▶ _Dataset items_:
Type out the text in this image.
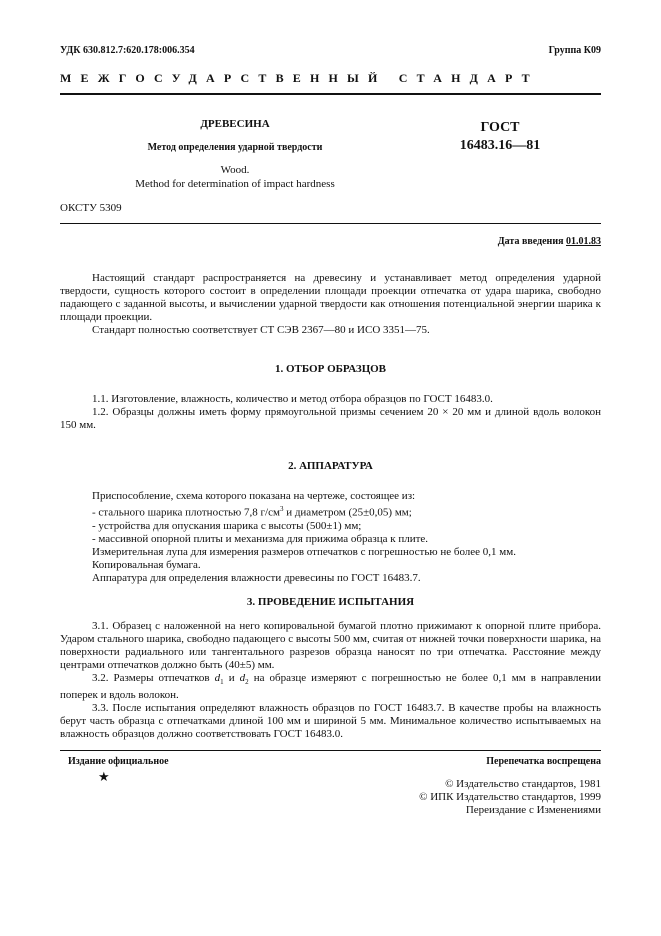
УДК 630.812.7:620.178:006.354	Группа К09
МЕЖГОСУДАРСТВЕННЫЙ СТАНДАРТ
ДРЕВЕСИНА
Метод определения ударной твердости
Wood.
Method for determination of impact hardness
ГОСТ
16483.16—81
ОКСТУ 5309
Дата введения 01.01.83

Настоящий стандарт распространяется на древесину и устанавливает метод определения ударной твердости, сущность которого состоит в определении площади проекции отпечатка от удара шарика, свободно падающего с заданной высоты, и вычислении ударной твердости как отношения потенциальной энергии шарика к площади проекции.

Стандарт полностью соответствует СТ СЭВ 2367—80 и ИСО 3351—75.

1. ОТБОР ОБРАЗЦОВ

1.1. Изготовление, влажность, количество и метод отбора образцов по ГОСТ 16483.0.

1.2. Образцы должны иметь форму прямоугольной призмы сечением 20 × 20 мм и длиной вдоль волокон 150 мм.

2. АППАРАТУРА
Приспособление, схема которого показана на чертеже, состоящее из:
- стального шарика плотностью 7,8 $г/см^3$ и диаметром (25±0,05) мм;
- устройства для опускания шарика с высоты (500±1) мм;
- массивной опорной плиты и механизма для прижима образца к плите.
Измерительная лупа для измерения размеров отпечатков с погрешностью не более 0,1 мм.
Копировальная бумага.
Аппаратура для определения влажности древесины по ГОСТ 16483.7.
3. ПРОВЕДЕНИЕ ИСПЫТАНИЯ

3.1. Образец с наложенной на него копировальной бумагой плотно прижимают к опорной плите прибора. Ударом стального шарика, свободно падающего с высоты 500 мм, считая от нижней точки поверхности шарика, на поверхности радиального или тангентального разрезов образца наносят по три отпечатка. Расстояние между центрами отпечатков должно быть (40±5) мм.

3.2. Размеры отпечатков $d_1$ и $d_2$ на образце измеряют с погрешностью не более 0,1 мм в направлении поперек и вдоль волокон.

3.3. После испытания определяют влажность образцов по ГОСТ 16483.7. В качестве пробы на влажность берут часть образца с отпечатками длиной 100 мм и шириной 5 мм. Минимальное количество испытываемых на влажность образцов должно соответствовать ГОСТ 16483.0.

Издание официальное
★
Перепечатка воспрещена
© Издательство стандартов, 1981
© ИПК Издательство стандартов, 1999
Переиздание с Изменениями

▶ _What you will do_:
Each line above that holds the string "погрешностью" should be copied and shown.

▶ _Solution to this task_:
Измерительная лупа для измерения размеров отпечатков с погрешностью не более 0,1 мм.
3.2. Размеры отпечатков $d_1$ и $d_2$ на образце измеряют с погрешностью не более 0,1 мм в направлении поперек и вдоль волокон.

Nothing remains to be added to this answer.